Work out the number of lines in the records that include the word "Verbindungen"; reply with that number alone.

>> START

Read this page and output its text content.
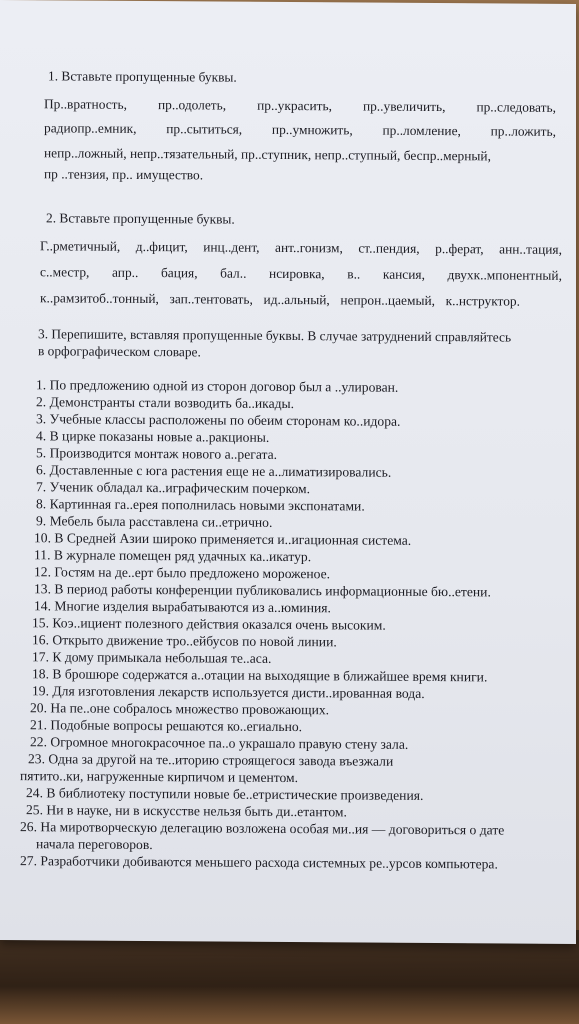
1. Вставьте пропущенные буквы.
Пр..вратность, пр..одолеть, пр..украсить, пр..увеличить, пр..следовать,
радиопр..емник, пр..сытиться, пр..умножить, пр..ломление, пр..ложить,
непр..ложный, непр..тязательный, пр..ступник, непр..ступный, беспр..мерный,
пр ..тензия, пр.. имущество.
2. Вставьте пропущенные буквы.
Г..рметичный, д..фицит, инц..дент, ант..гонизм, ст..пендия, р..ферат, анн..тация,
с..местр, апр.. бация, бал.. нсировка, в.. кансия, двухк..мпонентный,
к..рамзитоб..тонный, зап..тентовать, ид..альный, непрон..цаемый, к..нструктор.
3. Перепишите, вставляя пропущенные буквы. В случае затруднений справляйтесь
в орфографическом словаре.
1. По предложению одной из сторон договор был а ..улирован.
2. Демонстранты стали возводить ба..икады.
3. Учебные классы расположены по обеим сторонам ко..идора.
4. В цирке показаны новые а..ракционы.
5. Производится монтаж нового а..регата.
6. Доставленные с юга растения еще не а..лиматизировались.
7. Ученик обладал ка..играфическим почерком.
8. Картинная га..ерея пополнилась новыми экспонатами.
9. Мебель была расставлена си..етрично.
10. В Средней Азии широко применяется и..игационная система.
11. В журнале помещен ряд удачных ка..икатур.
12. Гостям на де..ерт было предложено мороженое.
13. В период работы конференции публиковались информационные бю..етени.
14. Многие изделия вырабатываются из а..юминия.
15. Коэ..ициент полезного действия оказался очень высоким.
16. Открыто движение тро..ейбусов по новой линии.
17. К дому примыкала небольшая те..аса.
18. В брошюре содержатся а..отации на выходящие в ближайшее время книги.
19. Для изготовления лекарств используется дисти..ированная вода.
20. На пе..оне собралось множество провожающих.
21. Подобные вопросы решаются ко..егиально.
22. Огромное многокрасочное па..о украшало правую стену зала.
23. Одна за другой на те..иторию строящегося завода въезжали
пятито..ки, нагруженные кирпичом и цементом.
24. В библиотеку поступили новые бе..етристические произведения.
25. Ни в науке, ни в искусстве нельзя быть ди..етантом.
26. На миротворческую делегацию возложена особая ми..ия — договориться о дате
начала переговоров.
27. Разработчики добиваются меньшего расхода системных ре..урсов компьютера.
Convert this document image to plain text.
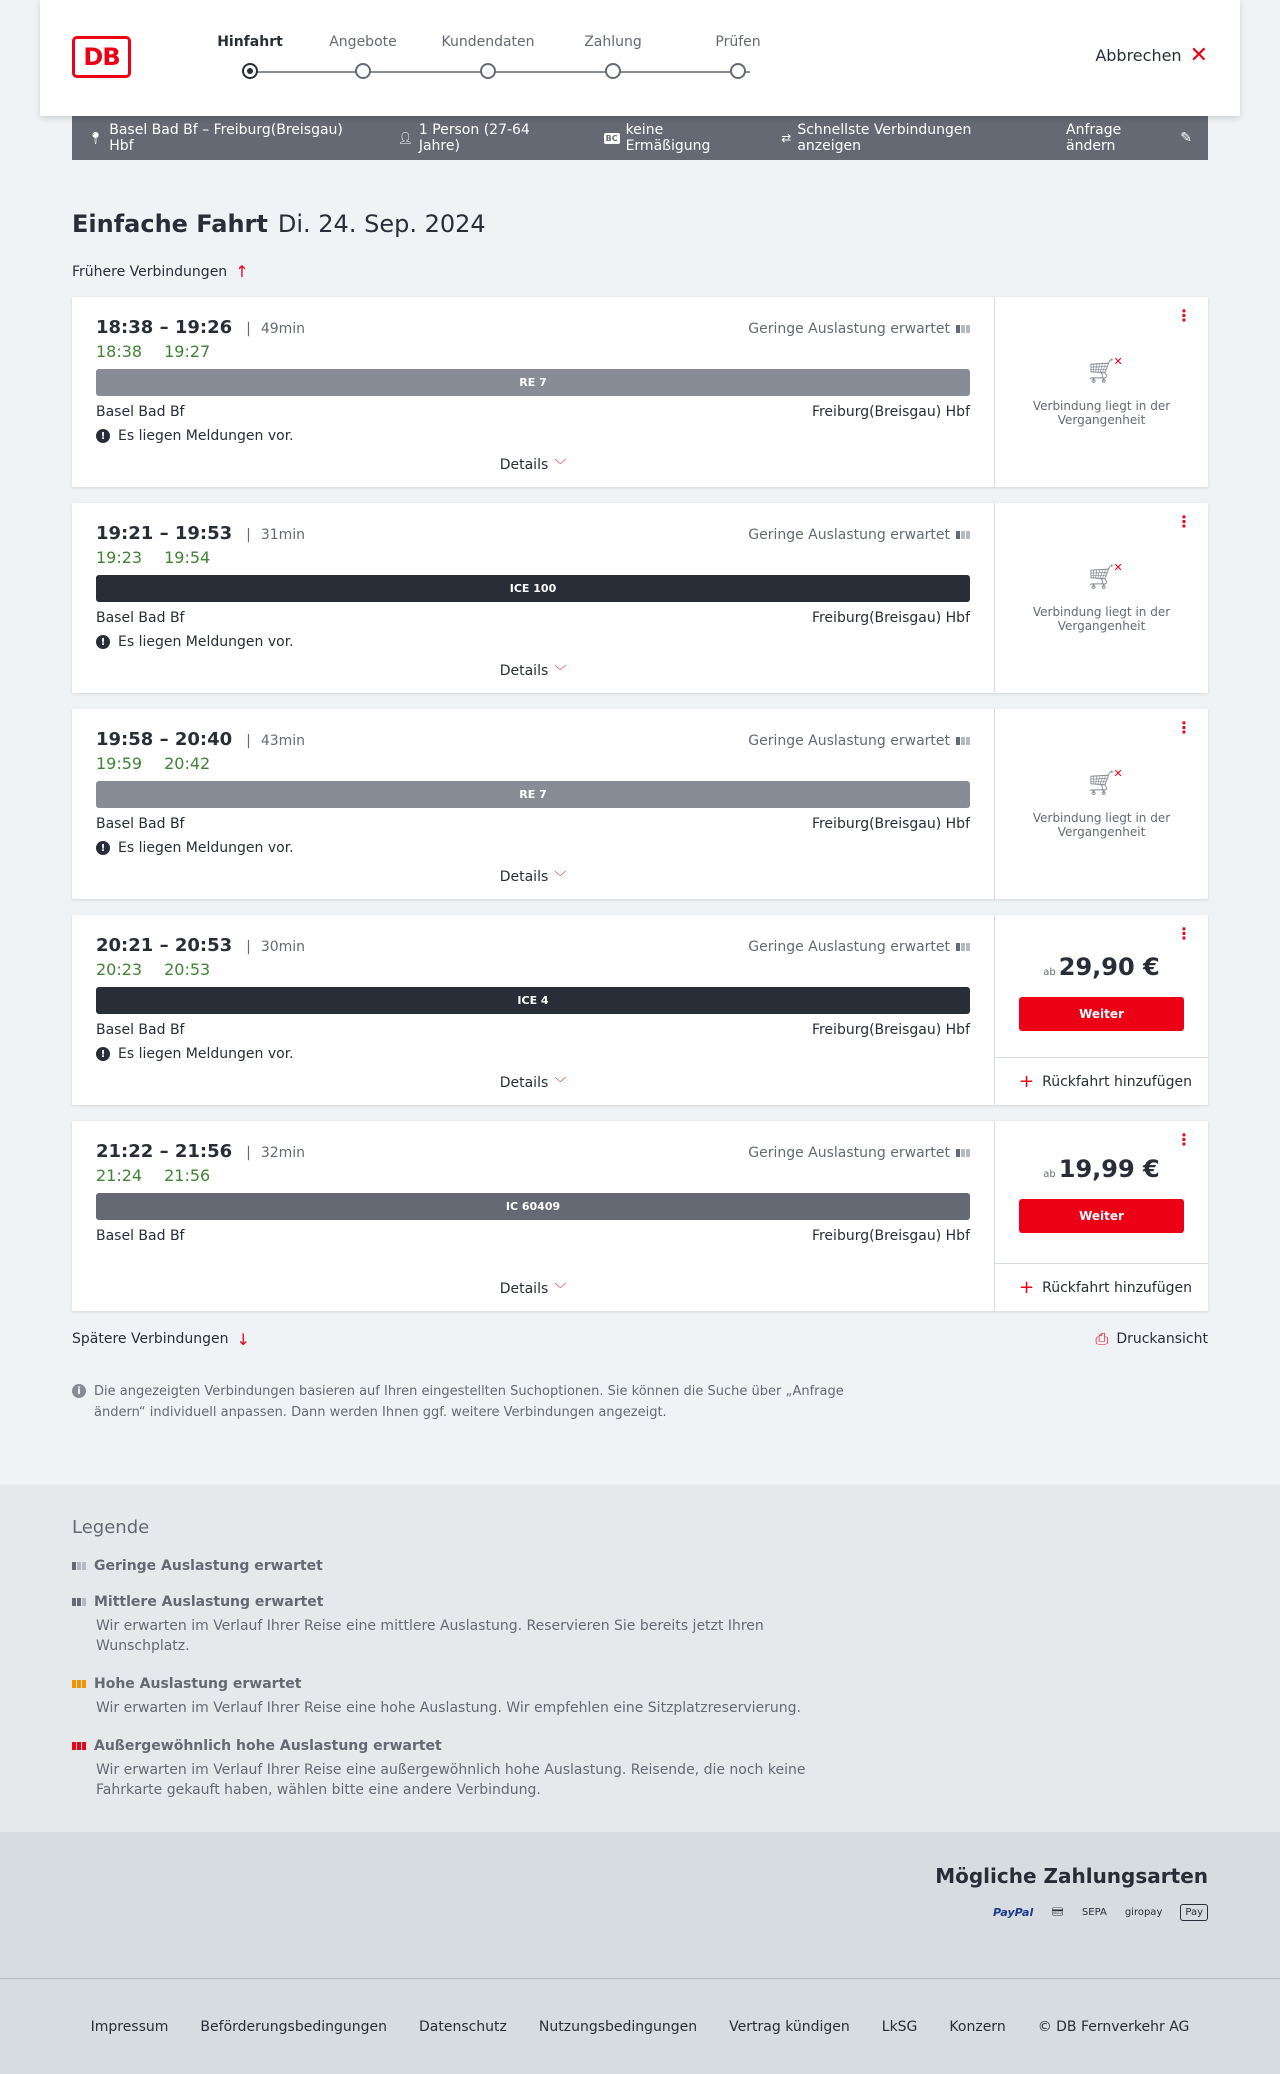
DB
Hinfahrt	Angebote	Kundendaten	Zahlung	Prüfen
Abbrechen ✕
📍︎ Basel Bad Bf – Freiburg(Breisgau) Hbf	👤︎ 1 Person (27-64 Jahre)	BC keine Ermäßigung	⇄ Schnellste Verbindungen anzeigen
Anfrage ändern	✎
Einfache Fahrt Di. 24. Sep. 2024
Frühere Verbindungen ↑
18:38 – 19:26 | 49min	Geringe Auslastung erwartet
18:38 19:27
RE 7
Basel Bad Bf	Freiburg(Breisgau) Hbf
! Es liegen Meldungen vor.
Details ﹀
⋮
🛒︎
✕
Verbindung liegt in der Vergangenheit
19:21 – 19:53 | 31min	Geringe Auslastung erwartet
19:23 19:54
ICE 100
Basel Bad Bf	Freiburg(Breisgau) Hbf
! Es liegen Meldungen vor.
Details ﹀
⋮
🛒︎
✕
Verbindung liegt in der Vergangenheit
19:58 – 20:40 | 43min	Geringe Auslastung erwartet
19:59 20:42
RE 7
Basel Bad Bf	Freiburg(Breisgau) Hbf
! Es liegen Meldungen vor.
Details ﹀
⋮
🛒︎
✕
Verbindung liegt in der Vergangenheit
20:21 – 20:53 | 30min	Geringe Auslastung erwartet
20:23 20:53
ICE 4
Basel Bad Bf	Freiburg(Breisgau) Hbf
! Es liegen Meldungen vor.
Details ﹀
⋮
ab 29,90 €
Weiter
+ Rückfahrt hinzufügen
21:22 – 21:56 | 32min	Geringe Auslastung erwartet
21:24 21:56
IC 60409
Basel Bad Bf	Freiburg(Breisgau) Hbf
Details ﹀
⋮
ab 19,99 €
Weiter
+ Rückfahrt hinzufügen
Spätere Verbindungen ↓	⎙ Druckansicht
i	Die angezeigten Verbindungen basieren auf Ihren eingestellten Suchoptionen. Sie können die Suche über „Anfrage ändern“ individuell anpassen. Dann werden Ihnen ggf. weitere Verbindungen angezeigt.
Legende
Geringe Auslastung erwartet
Mittlere Auslastung erwartet
Wir erwarten im Verlauf Ihrer Reise eine mittlere Auslastung. Reservieren Sie bereits jetzt Ihren Wunschplatz.
Hohe Auslastung erwartet
Wir erwarten im Verlauf Ihrer Reise eine hohe Auslastung. Wir empfehlen eine Sitzplatzreservierung.
Außergewöhnlich hohe Auslastung erwartet
Wir erwarten im Verlauf Ihrer Reise eine außergewöhnlich hohe Auslastung. Reisende, die noch keine Fahrkarte gekauft haben, wählen bitte eine andere Verbindung.
Mögliche Zahlungsarten
PayPal 💳︎ SEPA giropay	Pay
Impressum Beförderungsbedingungen Datenschutz Nutzungsbedingungen Vertrag kündigen LkSG Konzern © DB Fernverkehr AG
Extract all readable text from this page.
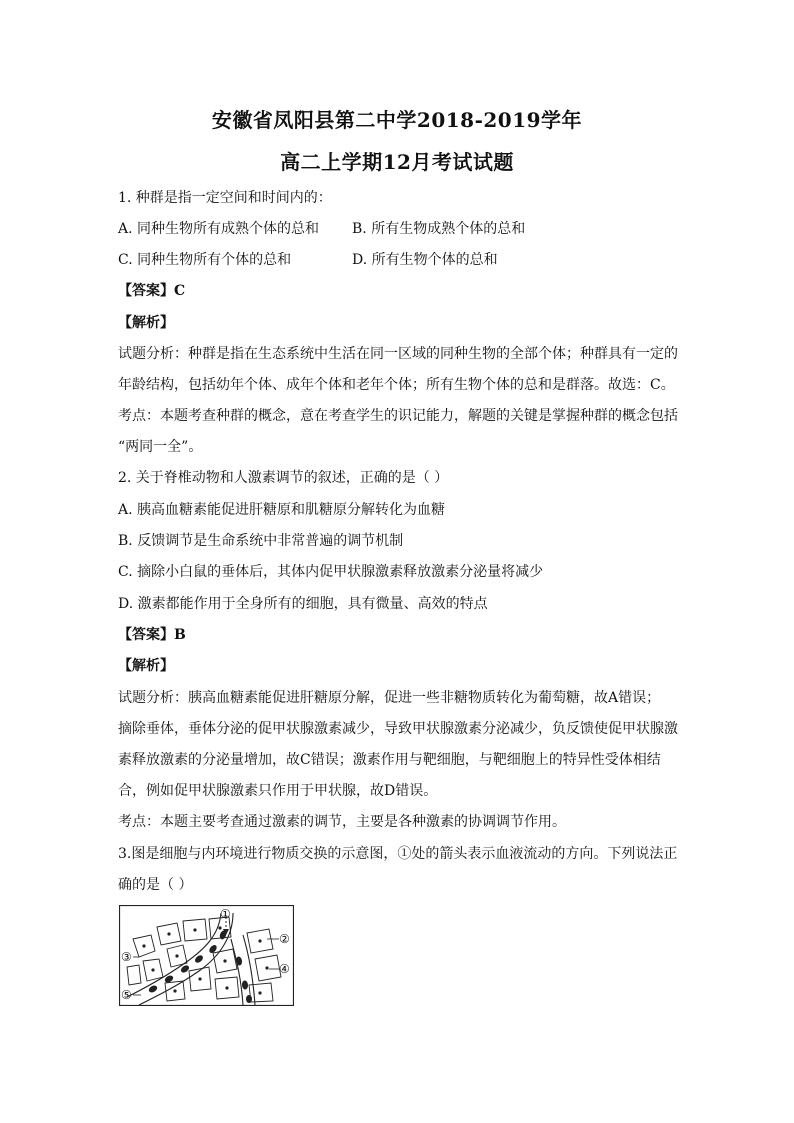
安徽省凤阳县第二中学2018-2019学年
高二上学期12月考试试题
1. 种群是指一定空间和时间内的：
A. 同种生物所有成熟个体的总和 B. 所有生物成熟个体的总和
C. 同种生物所有个体的总和	D. 所有生物个体的总和
【答案】C
【解析】
试题分析：种群是指在生态系统中生活在同一区域的同种生物的全部个体；种群具有一定的
年龄结构，包括幼年个体、成年个体和老年个体；所有生物个体的总和是群落。故选：C。
考点：本题考查种群的概念，意在考查学生的识记能力，解题的关键是掌握种群的概念包括
“两同一全”。
2. 关于脊椎动物和人激素调节的叙述，正确的是（ ）
A. 胰高血糖素能促进肝糖原和肌糖原分解转化为血糖
B. 反馈调节是生命系统中非常普遍的调节机制
C. 摘除小白鼠的垂体后，其体内促甲状腺激素释放激素分泌量将减少
D. 激素都能作用于全身所有的细胞，具有微量、高效的特点
【答案】B
【解析】
试题分析：胰高血糖素能促进肝糖原分解，促进一些非糖物质转化为葡萄糖，故A错误；
摘除垂体，垂体分泌的促甲状腺激素减少，导致甲状腺激素分泌减少，负反馈使促甲状腺激
素释放激素的分泌量增加，故C错误；激素作用与靶细胞，与靶细胞上的特异性受体相结
合，例如促甲状腺激素只作用于甲状腺，故D错误。
考点：本题主要考查通过激素的调节，主要是各种激素的协调调节作用。
3.图是细胞与内环境进行物质交换的示意图，①处的箭头表示血液流动的方向。下列说法正
确的是（ ）
①
②
③
④
⑤
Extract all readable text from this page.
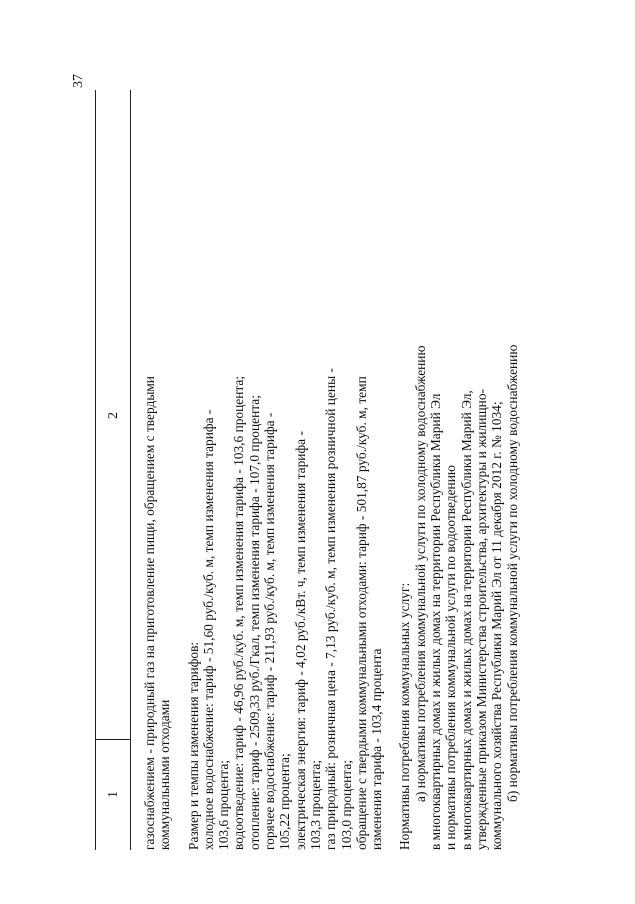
37
1
2 газоснабжением - природный газ на приготовление пищи, обращением с твердыми коммунальными отходами Размер и темпы изменения тарифов: холодное водоснабжение: тариф - 51,60 руб./куб. м, темп изменения тарифа - 103,6 процента; водоотведение: тариф - 46,96 руб./куб. м, темп изменения тарифа - 103,6 процента; отопление: тариф - 2509,33 руб./Гкал, темп изменения тарифа - 107,0 процента; горячее водоснабжение: тариф - 211,93 руб./куб. м, темп изменения тарифа - 105,22 процента; электрическая энергия: тариф - 4,02 руб./кВт. ч, темп изменения тарифа - 103,3 процента; газ природный: розничная цена - 7,13 руб./куб. м, темп изменения розничной цены - 103,0 процента; обращение с твердыми коммунальными отходами: тариф - 501,87 руб./куб. м, темп изменения тарифа - 103,4 процента Нормативы потребления коммунальных услуг: а) нормативы потребления коммунальной услуги по холодному водоснабжению в многоквартирных домах и жилых домах на территории Республики Марий Эл и нормативы потребления коммунальной услуги по водоотведению в многоквартирных домах и жилых домах на территории Республики Марий Эл, утвержденные приказом Министерства строительства, архитектуры и жилищно- коммунального хозяйства Республики Марий Эл от 11 декабря 2012 г. № 1034; б) нормативы потребления коммунальной услуги по холодному водоснабжению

>> END

### [The result]
4